Stated task: Copy each line in the data that includes the word "heading".

Material:
/---

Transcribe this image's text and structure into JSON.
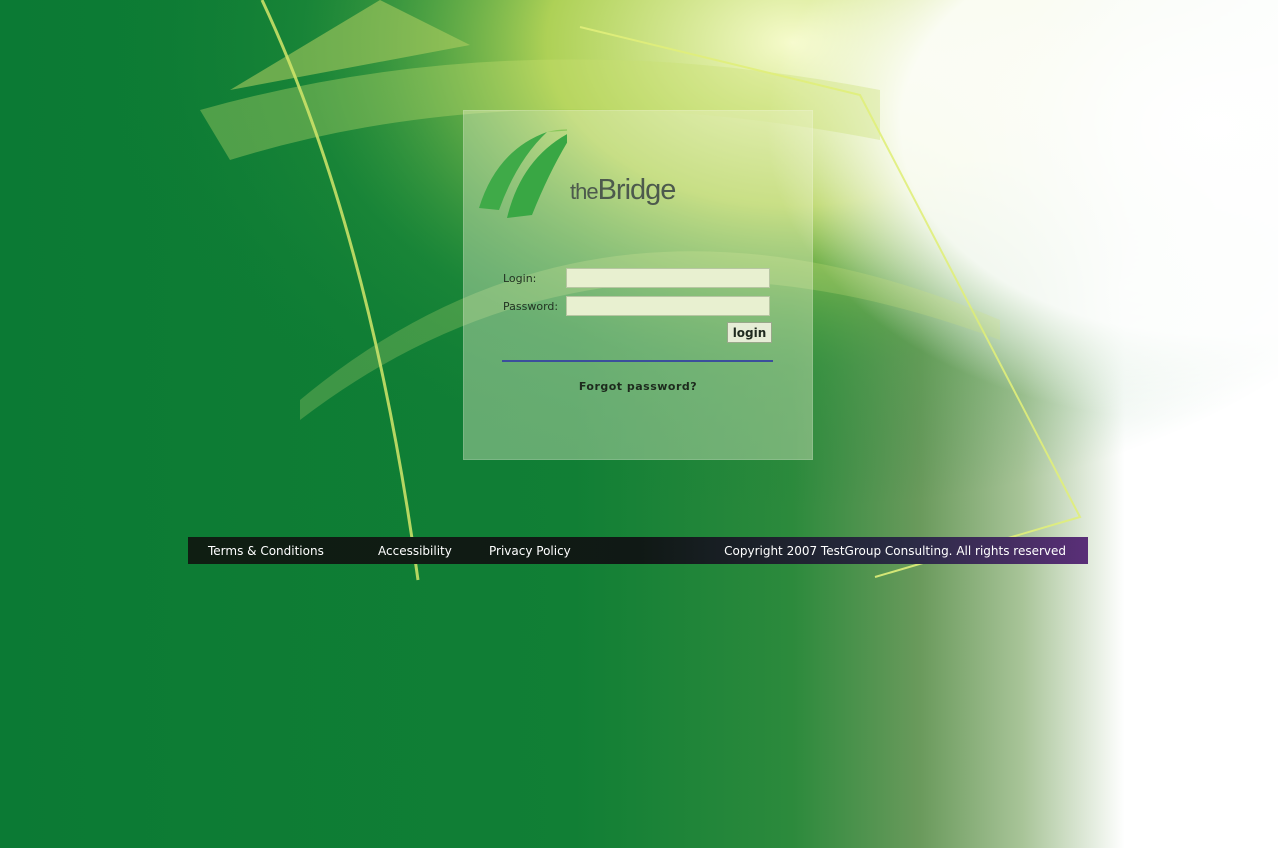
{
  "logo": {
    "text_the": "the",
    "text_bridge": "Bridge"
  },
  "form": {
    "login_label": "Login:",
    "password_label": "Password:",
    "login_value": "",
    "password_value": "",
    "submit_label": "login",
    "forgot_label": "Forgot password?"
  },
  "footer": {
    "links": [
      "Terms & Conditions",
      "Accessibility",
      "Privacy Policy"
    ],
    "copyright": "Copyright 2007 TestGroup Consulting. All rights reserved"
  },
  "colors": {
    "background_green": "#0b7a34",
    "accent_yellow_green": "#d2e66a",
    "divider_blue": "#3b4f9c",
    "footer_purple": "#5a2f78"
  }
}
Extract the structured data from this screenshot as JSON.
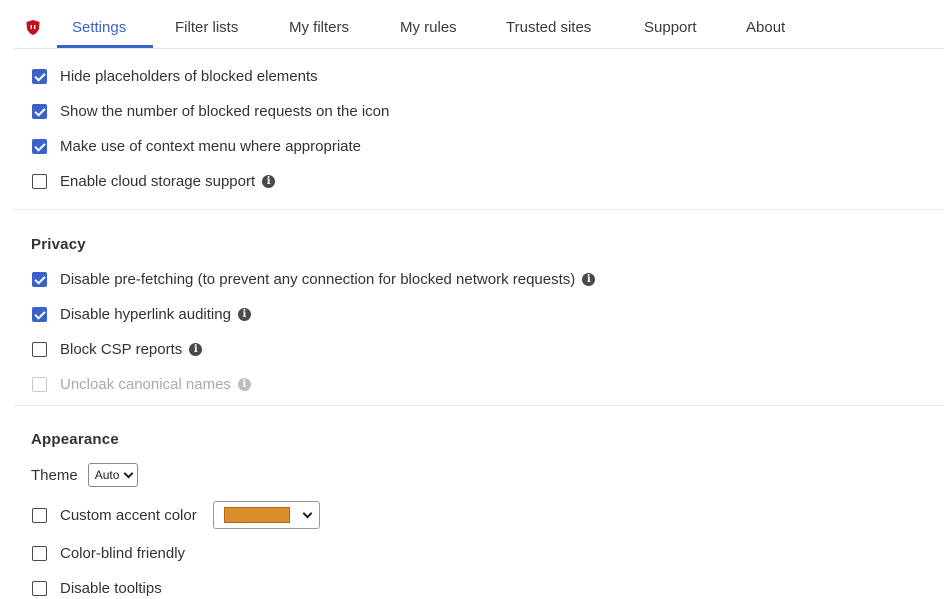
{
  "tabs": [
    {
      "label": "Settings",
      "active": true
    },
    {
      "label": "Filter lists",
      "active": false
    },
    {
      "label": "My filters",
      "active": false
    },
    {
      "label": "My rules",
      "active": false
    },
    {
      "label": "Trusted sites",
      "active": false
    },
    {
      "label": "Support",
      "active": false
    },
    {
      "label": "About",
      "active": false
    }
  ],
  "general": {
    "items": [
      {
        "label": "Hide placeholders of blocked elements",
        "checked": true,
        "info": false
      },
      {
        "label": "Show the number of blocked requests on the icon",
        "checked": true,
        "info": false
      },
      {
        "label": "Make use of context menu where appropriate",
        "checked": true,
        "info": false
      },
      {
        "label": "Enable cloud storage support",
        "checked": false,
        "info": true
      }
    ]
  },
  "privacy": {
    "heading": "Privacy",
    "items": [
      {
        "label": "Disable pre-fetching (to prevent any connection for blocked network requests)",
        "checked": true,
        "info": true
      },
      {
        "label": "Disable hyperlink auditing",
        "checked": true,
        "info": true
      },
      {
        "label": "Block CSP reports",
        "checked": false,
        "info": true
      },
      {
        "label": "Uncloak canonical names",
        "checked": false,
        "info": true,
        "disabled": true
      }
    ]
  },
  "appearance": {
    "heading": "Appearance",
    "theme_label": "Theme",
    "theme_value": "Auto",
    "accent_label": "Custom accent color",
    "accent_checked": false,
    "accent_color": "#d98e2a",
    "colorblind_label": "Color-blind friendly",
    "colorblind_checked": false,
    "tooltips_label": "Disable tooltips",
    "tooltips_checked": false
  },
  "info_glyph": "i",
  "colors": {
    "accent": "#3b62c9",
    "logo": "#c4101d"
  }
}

\---

Correct response:
    "heading": "Privacy",
    "heading": "Appearance",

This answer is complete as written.